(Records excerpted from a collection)
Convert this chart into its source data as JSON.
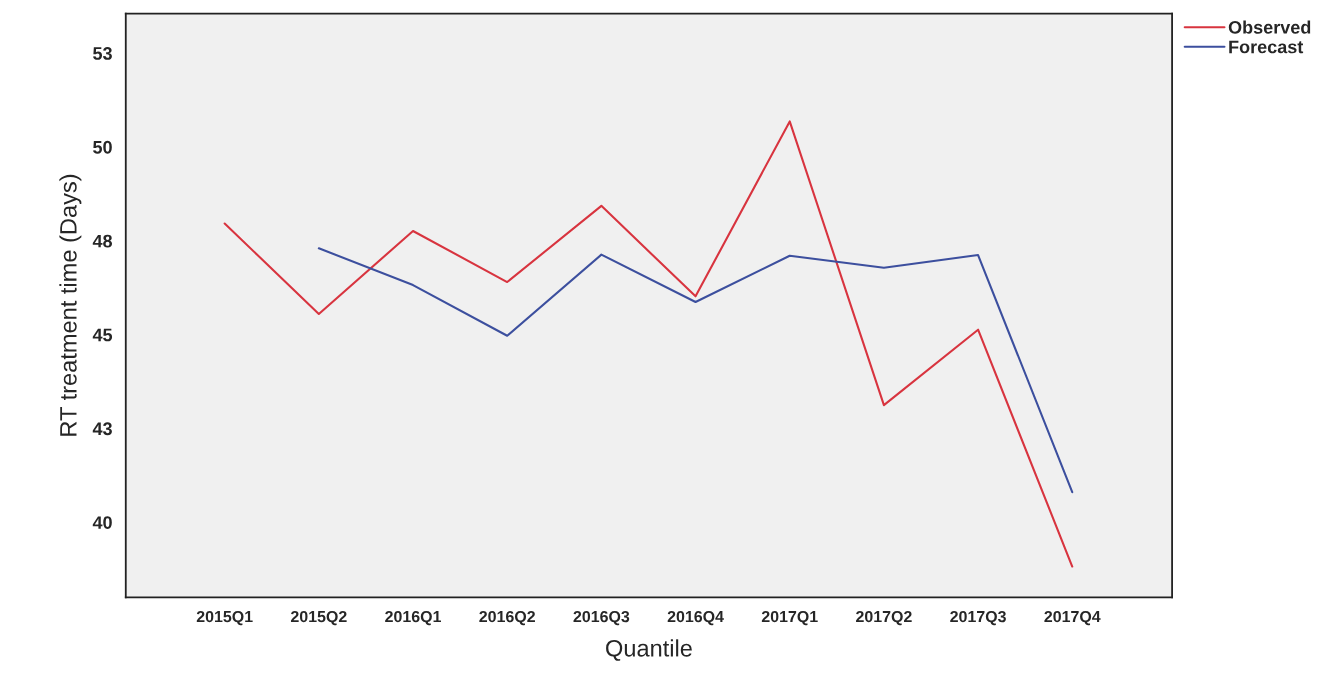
{
  "chart_data": {
    "type": "line",
    "xlabel": "Quantile",
    "ylabel": "RT treatment time (Days)",
    "categories": [
      "2015Q1",
      "2015Q2",
      "2016Q1",
      "2016Q2",
      "2016Q3",
      "2016Q4",
      "2017Q1",
      "2017Q2",
      "2017Q3",
      "2017Q4"
    ],
    "series": [
      {
        "name": "Observed",
        "color": "#d8343f",
        "values": [
          47.96,
          45.55,
          47.76,
          46.4,
          48.43,
          46.02,
          50.68,
          43.12,
          45.13,
          38.82
        ]
      },
      {
        "name": "Forecast",
        "color": "#3c4f9e",
        "values": [
          null,
          47.3,
          46.32,
          44.97,
          47.13,
          45.87,
          47.1,
          46.78,
          47.12,
          40.8
        ]
      }
    ],
    "ylim": [
      38.0,
      53.55
    ],
    "yticks": [
      40,
      {
        "value": 42.5,
        "label": "43"
      },
      45,
      {
        "value": 47.5,
        "label": "48"
      },
      50,
      {
        "value": 52.5,
        "label": "53"
      }
    ],
    "grid": false,
    "legend": "top right",
    "marker": "none",
    "line_style": "solid"
  }
}
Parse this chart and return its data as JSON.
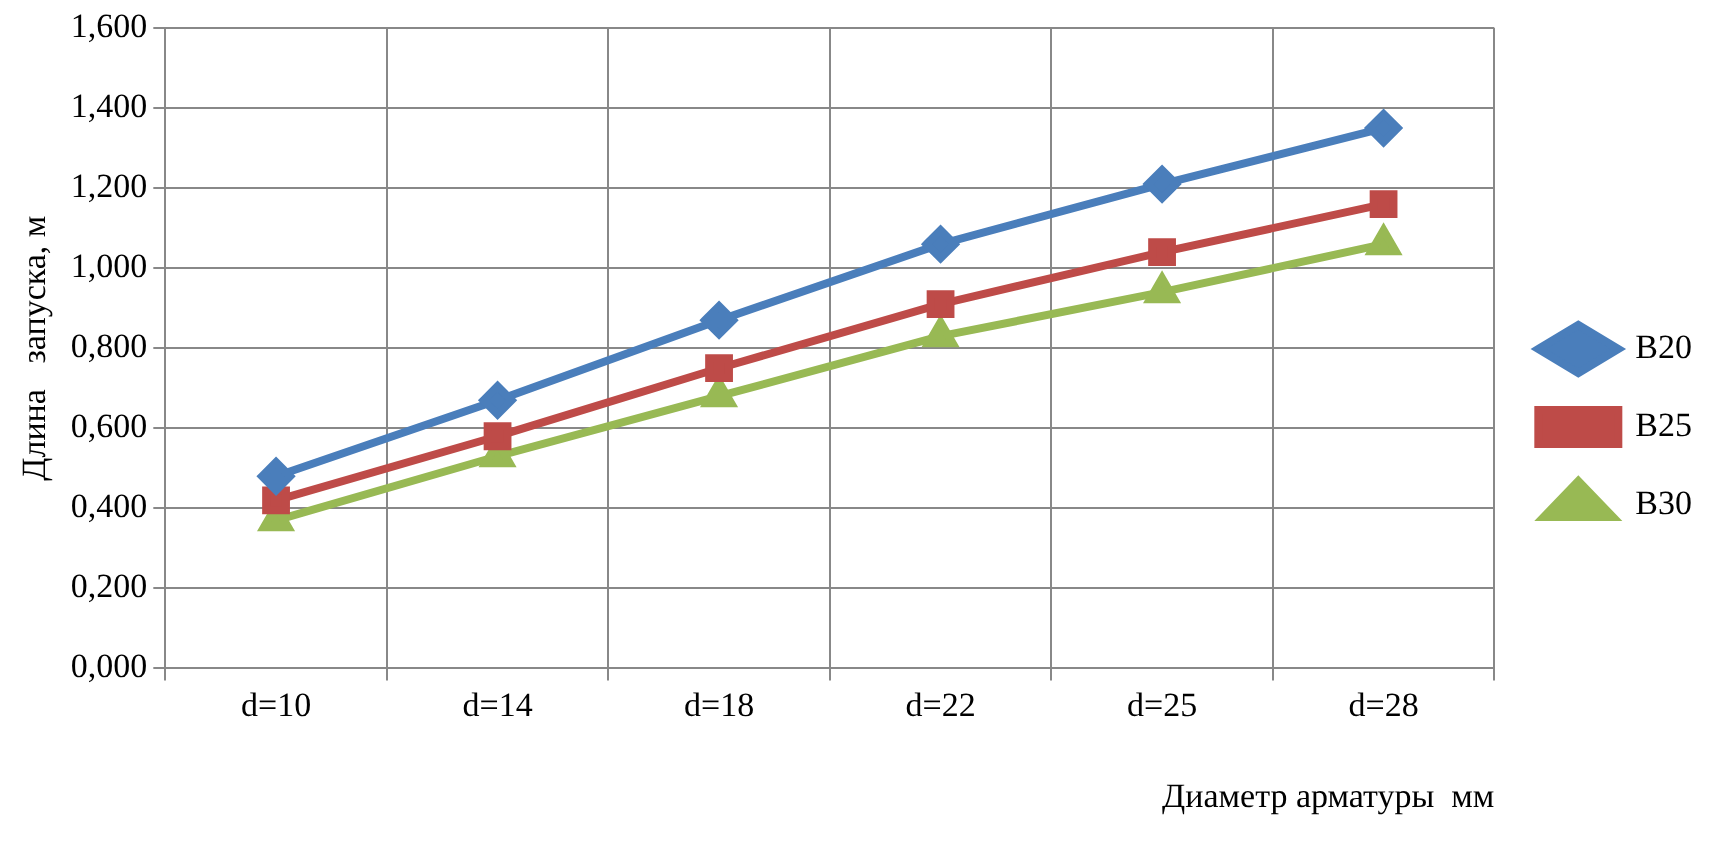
{
  "chart_data": {
    "type": "line",
    "xlabel": "Диаметр арматуры  мм",
    "ylabel": "Длина   запуска, м",
    "categories": [
      "d=10",
      "d=14",
      "d=18",
      "d=22",
      "d=25",
      "d=28"
    ],
    "series": [
      {
        "name": "B20",
        "color": "#4a7ebb",
        "marker": "diamond",
        "values": [
          0.48,
          0.67,
          0.87,
          1.06,
          1.21,
          1.35
        ]
      },
      {
        "name": "B25",
        "color": "#be4b48",
        "marker": "square",
        "values": [
          0.42,
          0.58,
          0.75,
          0.91,
          1.04,
          1.16
        ]
      },
      {
        "name": "B30",
        "color": "#98b954",
        "marker": "triangle",
        "values": [
          0.37,
          0.53,
          0.68,
          0.83,
          0.94,
          1.06
        ]
      }
    ],
    "ylim": [
      0,
      1.6
    ],
    "yticks": [
      {
        "value": 0,
        "label": "0,000"
      },
      {
        "value": 0.2,
        "label": "0,200"
      },
      {
        "value": 0.4,
        "label": "0,400"
      },
      {
        "value": 0.6,
        "label": "0,600"
      },
      {
        "value": 0.8,
        "label": "0,800"
      },
      {
        "value": 1,
        "label": "1,000"
      },
      {
        "value": 1.2,
        "label": "1,200"
      },
      {
        "value": 1.4,
        "label": "1,400"
      },
      {
        "value": 1.6,
        "label": "1,600"
      }
    ],
    "grid": true,
    "legend": "right",
    "line_style": "solid"
  }
}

Instruction –
From the data above, copy each line that has the string "xlabel".

The completed task –
    "xlabel": "Quantile",
    "xlabel": "Диаметр арматуры  мм",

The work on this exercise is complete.